__Collected data__:
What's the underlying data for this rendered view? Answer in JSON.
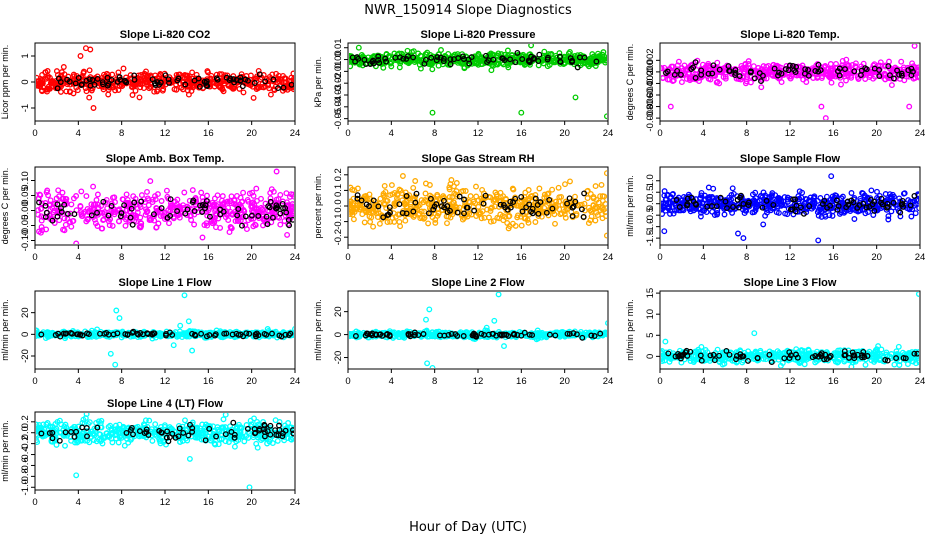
{
  "figure": {
    "title": "NWR_150914  Slope Diagnostics",
    "xlabel": "Hour of Day (UTC)"
  },
  "chart_data": [
    {
      "type": "scatter",
      "title": "Slope Li-820 CO2",
      "ylabel": "Licor ppm per min.",
      "xlim": [
        0,
        24
      ],
      "ylim": [
        -1.5,
        1.5
      ],
      "xticks": [
        0,
        4,
        8,
        12,
        16,
        20,
        24
      ],
      "xtick_labels": [
        "0",
        "4",
        "8",
        "12",
        "16",
        "20",
        "24"
      ],
      "yticks": [
        -1,
        0,
        1
      ],
      "ytick_labels": [
        "-1",
        "0",
        "1"
      ],
      "color": "#ff0000",
      "spread": 0.35,
      "outliers": [
        [
          4.7,
          1.3
        ],
        [
          5.1,
          1.25
        ],
        [
          5.0,
          -0.6
        ],
        [
          5.4,
          -1.0
        ],
        [
          4.2,
          1.0
        ],
        [
          9.0,
          -0.5
        ]
      ],
      "grid": false,
      "legend": "none"
    },
    {
      "type": "scatter",
      "title": "Slope Li-820 Pressure",
      "ylabel": "kPa per min.",
      "xlim": [
        0,
        24
      ],
      "ylim": [
        -0.052,
        0.014
      ],
      "xticks": [
        0,
        4,
        8,
        12,
        16,
        20,
        24
      ],
      "xtick_labels": [
        "0",
        "4",
        "8",
        "12",
        "16",
        "20",
        "24"
      ],
      "yticks": [
        0.01,
        0,
        -0.01,
        -0.02,
        -0.03,
        -0.04,
        -0.05
      ],
      "ytick_labels": [
        "0.01",
        "0.00",
        "-0.01",
        "-0.02",
        "-0.03",
        "-0.04",
        "-0.05"
      ],
      "color": "#00cc00",
      "spread": 0.006,
      "outliers": [
        [
          7.8,
          -0.045
        ],
        [
          16.0,
          -0.045
        ],
        [
          21.0,
          -0.032
        ],
        [
          23.9,
          -0.048
        ],
        [
          16.9,
          0.012
        ],
        [
          1.0,
          0.01
        ]
      ],
      "grid": false,
      "legend": "none"
    },
    {
      "type": "scatter",
      "title": "Slope Li-820 Temp.",
      "ylabel": "degrees C per min.",
      "xlim": [
        0,
        24
      ],
      "ylim": [
        -0.0085,
        0.005
      ],
      "xticks": [
        0,
        4,
        8,
        12,
        16,
        20,
        24
      ],
      "xtick_labels": [
        "0",
        "4",
        "8",
        "12",
        "16",
        "20",
        "24"
      ],
      "yticks": [
        0.002,
        0,
        -0.002,
        -0.004,
        -0.006,
        -0.008
      ],
      "ytick_labels": [
        "0.002",
        "0.000",
        "-0.002",
        "-0.004",
        "-0.006",
        "-0.008"
      ],
      "color": "#ff00ff",
      "spread": 0.0016,
      "outliers": [
        [
          23.5,
          0.0045
        ],
        [
          15.3,
          -0.008
        ],
        [
          1.0,
          -0.006
        ],
        [
          14.9,
          -0.006
        ],
        [
          23.0,
          -0.006
        ]
      ],
      "grid": false,
      "legend": "none"
    },
    {
      "type": "scatter",
      "title": "Slope Amb. Box Temp.",
      "ylabel": "degrees C per min.",
      "xlim": [
        0,
        24
      ],
      "ylim": [
        -0.115,
        0.145
      ],
      "xticks": [
        0,
        4,
        8,
        12,
        16,
        20,
        24
      ],
      "xtick_labels": [
        "0",
        "4",
        "8",
        "12",
        "16",
        "20",
        "24"
      ],
      "yticks": [
        0.1,
        0.05,
        0,
        -0.05,
        -0.1
      ],
      "ytick_labels": [
        "0.10",
        "0.05",
        "0.00",
        "-0.05",
        "-0.10"
      ],
      "color": "#ff00ff",
      "spread": 0.06,
      "outliers": [
        [
          22.3,
          0.13
        ],
        [
          3.8,
          -0.11
        ]
      ],
      "grid": false,
      "legend": "none"
    },
    {
      "type": "scatter",
      "title": "Slope Gas Stream RH",
      "ylabel": "percent per min.",
      "xlim": [
        0,
        24
      ],
      "ylim": [
        -0.25,
        0.25
      ],
      "xticks": [
        0,
        4,
        8,
        12,
        16,
        20,
        24
      ],
      "xtick_labels": [
        "0",
        "4",
        "8",
        "12",
        "16",
        "20",
        "24"
      ],
      "yticks": [
        0.2,
        0.1,
        0,
        -0.1,
        -0.2
      ],
      "ytick_labels": [
        "0.2",
        "0.1",
        "0.0",
        "-0.1",
        "-0.2"
      ],
      "color": "#ffaa00",
      "spread": 0.12,
      "outliers": [
        [
          23.9,
          0.21
        ],
        [
          23.9,
          -0.19
        ]
      ],
      "grid": false,
      "legend": "none"
    },
    {
      "type": "scatter",
      "title": "Slope Sample Flow",
      "ylabel": "ml/min per min.",
      "xlim": [
        0,
        24
      ],
      "ylim": [
        -1.8,
        1.6
      ],
      "xticks": [
        0,
        4,
        8,
        12,
        16,
        20,
        24
      ],
      "xtick_labels": [
        "0",
        "4",
        "8",
        "12",
        "16",
        "20",
        "24"
      ],
      "yticks": [
        1,
        0.5,
        0,
        -0.5,
        -1,
        -1.5
      ],
      "ytick_labels": [
        "1.0",
        "0.5",
        "0.0",
        "-0.5",
        "-1.0",
        "-1.5"
      ],
      "color": "#0000ff",
      "spread": 0.5,
      "outliers": [
        [
          14.6,
          -1.6
        ],
        [
          7.7,
          -1.5
        ],
        [
          7.2,
          -1.3
        ],
        [
          0.4,
          -1.2
        ],
        [
          15.8,
          1.2
        ]
      ],
      "grid": false,
      "legend": "none"
    },
    {
      "type": "scatter",
      "title": "Slope Line 1 Flow",
      "ylabel": "ml/min per min.",
      "xlim": [
        0,
        24
      ],
      "ylim": [
        -32,
        40
      ],
      "xticks": [
        0,
        4,
        8,
        12,
        16,
        20,
        24
      ],
      "xtick_labels": [
        "0",
        "4",
        "8",
        "12",
        "16",
        "20",
        "24"
      ],
      "yticks": [
        20,
        0,
        -20
      ],
      "ytick_labels": [
        "20",
        "0",
        "-20"
      ],
      "color": "#00ffff",
      "spread": 2.5,
      "outliers": [
        [
          7.5,
          22
        ],
        [
          7.8,
          15
        ],
        [
          7.0,
          -18
        ],
        [
          7.4,
          -28
        ],
        [
          13.8,
          36
        ],
        [
          14.2,
          12
        ],
        [
          13.4,
          8
        ],
        [
          14.5,
          -15
        ],
        [
          12.8,
          -10
        ],
        [
          24.0,
          5
        ]
      ],
      "grid": false,
      "legend": "none"
    },
    {
      "type": "scatter",
      "title": "Slope Line 2 Flow",
      "ylabel": "ml/min per min.",
      "xlim": [
        0,
        24
      ],
      "ylim": [
        -30,
        38
      ],
      "xticks": [
        0,
        4,
        8,
        12,
        16,
        20,
        24
      ],
      "xtick_labels": [
        "0",
        "4",
        "8",
        "12",
        "16",
        "20",
        "24"
      ],
      "yticks": [
        20,
        0,
        -20
      ],
      "ytick_labels": [
        "20",
        "0",
        "-20"
      ],
      "color": "#00ffff",
      "spread": 2.5,
      "outliers": [
        [
          7.5,
          22
        ],
        [
          7.2,
          13
        ],
        [
          7.3,
          -25
        ],
        [
          7.8,
          -29
        ],
        [
          13.9,
          35
        ],
        [
          13.5,
          12
        ],
        [
          14.4,
          -10
        ],
        [
          24.0,
          10
        ],
        [
          12.8,
          6
        ]
      ],
      "grid": false,
      "legend": "none"
    },
    {
      "type": "scatter",
      "title": "Slope Line 3 Flow",
      "ylabel": "ml/min per min.",
      "xlim": [
        0,
        24
      ],
      "ylim": [
        -3,
        15.5
      ],
      "xticks": [
        0,
        4,
        8,
        12,
        16,
        20,
        24
      ],
      "xtick_labels": [
        "0",
        "4",
        "8",
        "12",
        "16",
        "20",
        "24"
      ],
      "yticks": [
        15,
        10,
        5,
        0
      ],
      "ytick_labels": [
        "15",
        "10",
        "5",
        "0"
      ],
      "color": "#00ffff",
      "spread": 1.6,
      "outliers": [
        [
          23.9,
          14.8
        ],
        [
          8.7,
          5.5
        ],
        [
          0.5,
          3.5
        ]
      ],
      "grid": false,
      "legend": "none"
    },
    {
      "type": "scatter",
      "title": "Slope Line 4 (LT) Flow",
      "ylabel": "ml/min per min.",
      "xlim": [
        0,
        24
      ],
      "ylim": [
        -1.05,
        0.38
      ],
      "xticks": [
        0,
        4,
        8,
        12,
        16,
        20,
        24
      ],
      "xtick_labels": [
        "0",
        "4",
        "8",
        "12",
        "16",
        "20",
        "24"
      ],
      "yticks": [
        0.2,
        0,
        -0.2,
        -0.4,
        -0.6,
        -0.8,
        -1
      ],
      "ytick_labels": [
        "0.2",
        "0.0",
        "-0.2",
        "-0.4",
        "-0.6",
        "-0.8",
        "-1.0"
      ],
      "color": "#00ffff",
      "spread": 0.2,
      "outliers": [
        [
          19.8,
          -1.0
        ],
        [
          3.8,
          -0.78
        ],
        [
          14.3,
          -0.48
        ],
        [
          17.6,
          0.33
        ]
      ],
      "grid": false,
      "legend": "none"
    }
  ]
}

__Task__: Search the records for the word "spread" and copy every line where it occurs.

__Result of this exercise__:
      "spread": 0.35,
      "spread": 0.006,
      "spread": 0.0016,
      "spread": 0.06,
      "spread": 0.12,
      "spread": 0.5,
      "spread": 2.5,
      "spread": 2.5,
      "spread": 1.6,
      "spread": 0.2,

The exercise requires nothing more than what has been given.